### PROBLEM TO WORK ON
Find and copy every line in the records that includes the string "prefix".
Begin SUPPLIED ENTRIES
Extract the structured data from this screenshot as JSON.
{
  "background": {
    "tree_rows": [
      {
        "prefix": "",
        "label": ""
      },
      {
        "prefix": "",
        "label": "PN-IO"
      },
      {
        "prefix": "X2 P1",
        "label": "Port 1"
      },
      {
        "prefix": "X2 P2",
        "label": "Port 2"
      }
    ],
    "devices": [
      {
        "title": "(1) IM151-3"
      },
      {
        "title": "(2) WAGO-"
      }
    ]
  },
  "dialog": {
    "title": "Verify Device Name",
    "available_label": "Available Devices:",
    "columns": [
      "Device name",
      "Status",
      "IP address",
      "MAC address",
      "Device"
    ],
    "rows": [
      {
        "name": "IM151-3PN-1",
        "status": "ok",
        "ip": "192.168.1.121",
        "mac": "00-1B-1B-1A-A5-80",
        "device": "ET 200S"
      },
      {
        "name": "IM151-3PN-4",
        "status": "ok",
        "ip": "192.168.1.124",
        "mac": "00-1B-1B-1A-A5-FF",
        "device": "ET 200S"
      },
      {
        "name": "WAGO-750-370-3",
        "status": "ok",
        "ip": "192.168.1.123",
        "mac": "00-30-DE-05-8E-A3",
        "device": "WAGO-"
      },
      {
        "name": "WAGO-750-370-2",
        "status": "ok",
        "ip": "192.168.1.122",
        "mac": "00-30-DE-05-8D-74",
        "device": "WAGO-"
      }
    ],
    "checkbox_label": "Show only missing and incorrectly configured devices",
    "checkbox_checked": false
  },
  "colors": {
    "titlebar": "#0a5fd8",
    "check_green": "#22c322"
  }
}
End SUPPLIED ENTRIES
### EXERCISE OUTPUT
        "prefix": "",
        "prefix": "",
        "prefix": "X2 P1",
        "prefix": "X2 P2",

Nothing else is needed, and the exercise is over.